● **What is being asked**
Please reproduce every record, keeping each one exactly as written.

— Begin Records supplied —

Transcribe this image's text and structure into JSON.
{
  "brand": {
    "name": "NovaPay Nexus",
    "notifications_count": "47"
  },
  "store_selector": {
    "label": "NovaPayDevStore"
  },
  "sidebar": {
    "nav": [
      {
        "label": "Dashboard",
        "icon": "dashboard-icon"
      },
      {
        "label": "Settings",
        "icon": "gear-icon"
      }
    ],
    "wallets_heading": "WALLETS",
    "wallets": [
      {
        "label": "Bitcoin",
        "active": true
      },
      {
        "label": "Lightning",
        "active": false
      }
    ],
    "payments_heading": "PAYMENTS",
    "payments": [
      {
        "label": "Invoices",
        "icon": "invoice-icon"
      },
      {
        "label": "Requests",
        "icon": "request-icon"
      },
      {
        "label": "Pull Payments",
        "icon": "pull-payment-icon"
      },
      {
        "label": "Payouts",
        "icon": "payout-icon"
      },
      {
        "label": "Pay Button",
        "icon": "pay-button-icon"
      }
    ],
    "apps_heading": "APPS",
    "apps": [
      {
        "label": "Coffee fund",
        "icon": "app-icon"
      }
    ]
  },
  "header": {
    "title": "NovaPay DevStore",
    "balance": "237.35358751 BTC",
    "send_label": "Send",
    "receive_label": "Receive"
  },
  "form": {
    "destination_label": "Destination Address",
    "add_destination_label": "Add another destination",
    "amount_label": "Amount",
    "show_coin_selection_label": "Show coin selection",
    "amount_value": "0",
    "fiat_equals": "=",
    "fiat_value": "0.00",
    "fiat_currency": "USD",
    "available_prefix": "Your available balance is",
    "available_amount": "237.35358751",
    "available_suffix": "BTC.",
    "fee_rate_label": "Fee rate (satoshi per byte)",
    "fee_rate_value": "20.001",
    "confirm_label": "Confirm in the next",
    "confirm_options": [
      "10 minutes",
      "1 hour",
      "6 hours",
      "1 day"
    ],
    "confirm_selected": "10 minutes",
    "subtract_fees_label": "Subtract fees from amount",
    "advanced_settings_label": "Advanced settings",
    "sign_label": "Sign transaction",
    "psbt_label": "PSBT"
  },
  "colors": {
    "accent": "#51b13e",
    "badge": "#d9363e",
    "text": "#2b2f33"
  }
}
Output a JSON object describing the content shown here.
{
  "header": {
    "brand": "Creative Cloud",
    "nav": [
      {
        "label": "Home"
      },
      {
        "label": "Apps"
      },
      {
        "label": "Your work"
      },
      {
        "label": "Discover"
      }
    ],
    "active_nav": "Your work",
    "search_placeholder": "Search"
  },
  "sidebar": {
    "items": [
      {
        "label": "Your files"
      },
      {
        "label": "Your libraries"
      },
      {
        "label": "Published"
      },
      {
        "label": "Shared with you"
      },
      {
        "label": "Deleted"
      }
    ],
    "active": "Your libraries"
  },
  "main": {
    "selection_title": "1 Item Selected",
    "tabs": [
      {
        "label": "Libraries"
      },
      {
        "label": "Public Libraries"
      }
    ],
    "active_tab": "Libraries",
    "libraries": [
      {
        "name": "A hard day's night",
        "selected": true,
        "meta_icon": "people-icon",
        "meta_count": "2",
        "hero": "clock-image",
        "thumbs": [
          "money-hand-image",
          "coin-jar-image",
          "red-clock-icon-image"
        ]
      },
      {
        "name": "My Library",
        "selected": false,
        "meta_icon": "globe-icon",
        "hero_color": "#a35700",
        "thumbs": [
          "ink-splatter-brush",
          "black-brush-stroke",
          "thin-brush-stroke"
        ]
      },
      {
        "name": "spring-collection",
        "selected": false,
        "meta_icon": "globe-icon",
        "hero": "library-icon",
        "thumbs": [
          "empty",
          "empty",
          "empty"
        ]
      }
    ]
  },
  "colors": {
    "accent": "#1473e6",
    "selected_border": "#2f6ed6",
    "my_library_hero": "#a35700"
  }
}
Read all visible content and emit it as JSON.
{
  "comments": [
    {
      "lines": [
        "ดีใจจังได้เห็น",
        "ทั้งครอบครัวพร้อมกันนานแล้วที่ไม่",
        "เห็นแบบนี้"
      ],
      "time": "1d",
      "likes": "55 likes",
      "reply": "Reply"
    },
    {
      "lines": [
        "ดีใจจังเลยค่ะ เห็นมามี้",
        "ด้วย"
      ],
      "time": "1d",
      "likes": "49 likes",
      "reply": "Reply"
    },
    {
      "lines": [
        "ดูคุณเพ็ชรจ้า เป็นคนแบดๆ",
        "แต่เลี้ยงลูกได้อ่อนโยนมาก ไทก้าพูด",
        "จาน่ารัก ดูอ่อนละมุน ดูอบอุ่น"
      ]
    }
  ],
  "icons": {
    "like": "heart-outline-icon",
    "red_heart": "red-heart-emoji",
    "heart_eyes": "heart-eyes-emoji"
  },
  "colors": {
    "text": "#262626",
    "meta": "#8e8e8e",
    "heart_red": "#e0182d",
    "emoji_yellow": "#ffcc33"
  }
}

— End Records supplied —

● **Correct answer**
Transcribe this image's text and structure into JSON.
{
  "brand": {
    "name": "NovaPay Nexus",
    "notifications_count": "47"
  },
  "store_selector": {
    "label": "NovaPayDevStore"
  },
  "sidebar": {
    "nav": [
      {
        "label": "Dashboard",
        "icon": "dashboard-icon"
      },
      {
        "label": "Settings",
        "icon": "gear-icon"
      }
    ],
    "wallets_heading": "WALLETS",
    "wallets": [
      {
        "label": "Bitcoin",
        "active": true
      },
      {
        "label": "Lightning",
        "active": false
      }
    ],
    "payments_heading": "PAYMENTS",
    "payments": [
      {
        "label": "Invoices",
        "icon": "invoice-icon"
      },
      {
        "label": "Requests",
        "icon": "request-icon"
      },
      {
        "label": "Pull Payments",
        "icon": "pull-payment-icon"
      },
      {
        "label": "Payouts",
        "icon": "payout-icon"
      },
      {
        "label": "Pay Button",
        "icon": "pay-button-icon"
      }
    ],
    "apps_heading": "APPS",
    "apps": [
      {
        "label": "Coffee fund",
        "icon": "app-icon"
      }
    ]
  },
  "header": {
    "title": "NovaPay DevStore",
    "balance": "237.35358751 BTC",
    "send_label": "Send",
    "receive_label": "Receive"
  },
  "form": {
    "destination_label": "Destination Address",
    "add_destination_label": "Add another destination",
    "amount_label": "Amount",
    "show_coin_selection_label": "Show coin selection",
    "amount_value": "0",
    "fiat_equals": "=",
    "fiat_value": "0.00",
    "fiat_currency": "USD",
    "available_prefix": "Your available balance is",
    "available_amount": "237.35358751",
    "available_suffix": "BTC.",
    "fee_rate_label": "Fee rate (satoshi per byte)",
    "fee_rate_value": "20.001",
    "confirm_label": "Confirm in the next",
    "confirm_options": [
      "10 minutes",
      "1 hour",
      "6 hours",
      "1 day"
    ],
    "confirm_selected": "10 minutes",
    "subtract_fees_label": "Subtract fees from amount",
    "advanced_settings_label": "Advanced settings",
    "sign_label": "Sign transaction",
    "psbt_label": "PSBT"
  },
  "colors": {
    "accent": "#51b13e",
    "badge": "#d9363e",
    "text": "#2b2f33"
  }
}
Output a JSON object describing the content shown here.
{
  "header": {
    "brand": "Creative Cloud",
    "nav": [
      {
        "label": "Home"
      },
      {
        "label": "Apps"
      },
      {
        "label": "Your work"
      },
      {
        "label": "Discover"
      }
    ],
    "active_nav": "Your work",
    "search_placeholder": "Search"
  },
  "sidebar": {
    "items": [
      {
        "label": "Your files"
      },
      {
        "label": "Your libraries"
      },
      {
        "label": "Published"
      },
      {
        "label": "Shared with you"
      },
      {
        "label": "Deleted"
      }
    ],
    "active": "Your libraries"
  },
  "main": {
    "selection_title": "1 Item Selected",
    "tabs": [
      {
        "label": "Libraries"
      },
      {
        "label": "Public Libraries"
      }
    ],
    "active_tab": "Libraries",
    "libraries": [
      {
        "name": "A hard day's night",
        "selected": true,
        "meta_icon": "people-icon",
        "meta_count": "2",
        "hero": "clock-image",
        "thumbs": [
          "money-hand-image",
          "coin-jar-image",
          "red-clock-icon-image"
        ]
      },
      {
        "name": "My Library",
        "selected": false,
        "meta_icon": "globe-icon",
        "hero_color": "#a35700",
        "thumbs": [
          "ink-splatter-brush",
          "black-brush-stroke",
          "thin-brush-stroke"
        ]
      },
      {
        "name": "spring-collection",
        "selected": false,
        "meta_icon": "globe-icon",
        "hero": "library-icon",
        "thumbs": [
          "empty",
          "empty",
          "empty"
        ]
      }
    ]
  },
  "colors": {
    "accent": "#1473e6",
    "selected_border": "#2f6ed6",
    "my_library_hero": "#a35700"
  }
}
Read all visible content and emit it as JSON.
{
  "comments": [
    {
      "lines": [
        "ดีใจจังได้เห็น",
        "ทั้งครอบครัวพร้อมกันนานแล้วที่ไม่",
        "เห็นแบบนี้"
      ],
      "time": "1d",
      "likes": "55 likes",
      "reply": "Reply"
    },
    {
      "lines": [
        "ดีใจจังเลยค่ะ เห็นมามี้",
        "ด้วย"
      ],
      "time": "1d",
      "likes": "49 likes",
      "reply": "Reply"
    },
    {
      "lines": [
        "ดูคุณเพ็ชรจ้า เป็นคนแบดๆ",
        "แต่เลี้ยงลูกได้อ่อนโยนมาก ไทก้าพูด",
        "จาน่ารัก ดูอ่อนละมุน ดูอบอุ่น"
      ]
    }
  ],
  "icons": {
    "like": "heart-outline-icon",
    "red_heart": "red-heart-emoji",
    "heart_eyes": "heart-eyes-emoji"
  },
  "colors": {
    "text": "#262626",
    "meta": "#8e8e8e",
    "heart_red": "#e0182d",
    "emoji_yellow": "#ffcc33"
  }
}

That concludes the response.